TASK BRIEF: Produce an exact transcription of the listing below, omitting the pictures.

EXTRACTED INFORMATION:
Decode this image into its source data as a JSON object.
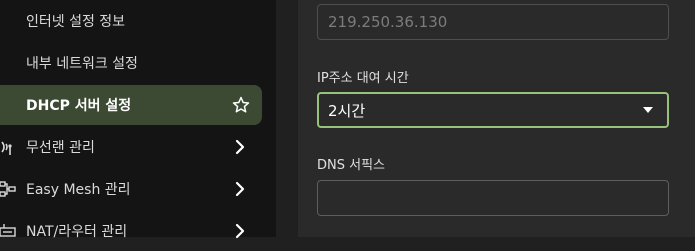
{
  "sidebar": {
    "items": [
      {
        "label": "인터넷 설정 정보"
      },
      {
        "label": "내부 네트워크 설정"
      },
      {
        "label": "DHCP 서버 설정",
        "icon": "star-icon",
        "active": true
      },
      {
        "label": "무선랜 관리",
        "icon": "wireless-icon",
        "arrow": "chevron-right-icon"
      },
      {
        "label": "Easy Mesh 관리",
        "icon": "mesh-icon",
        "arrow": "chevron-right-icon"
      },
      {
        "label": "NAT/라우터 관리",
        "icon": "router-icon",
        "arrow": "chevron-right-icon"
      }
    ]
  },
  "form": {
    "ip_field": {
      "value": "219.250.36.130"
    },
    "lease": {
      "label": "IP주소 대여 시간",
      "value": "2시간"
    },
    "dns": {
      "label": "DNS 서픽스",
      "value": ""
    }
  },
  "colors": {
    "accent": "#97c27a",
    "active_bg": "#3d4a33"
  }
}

TASK SOLUTION:
Decode this image into its source data as a JSON object.
{
  "sidebar": {
    "items": [
      {
        "label": "인터넷 설정 정보"
      },
      {
        "label": "내부 네트워크 설정"
      },
      {
        "label": "DHCP 서버 설정",
        "icon": "star-icon",
        "active": true
      },
      {
        "label": "무선랜 관리",
        "icon": "wireless-icon",
        "arrow": "chevron-right-icon"
      },
      {
        "label": "Easy Mesh 관리",
        "icon": "mesh-icon",
        "arrow": "chevron-right-icon"
      },
      {
        "label": "NAT/라우터 관리",
        "icon": "router-icon",
        "arrow": "chevron-right-icon"
      }
    ]
  },
  "form": {
    "ip_field": {
      "value": "219.250.36.130"
    },
    "lease": {
      "label": "IP주소 대여 시간",
      "value": "2시간"
    },
    "dns": {
      "label": "DNS 서픽스",
      "value": ""
    }
  },
  "colors": {
    "accent": "#97c27a",
    "active_bg": "#3d4a33"
  }
}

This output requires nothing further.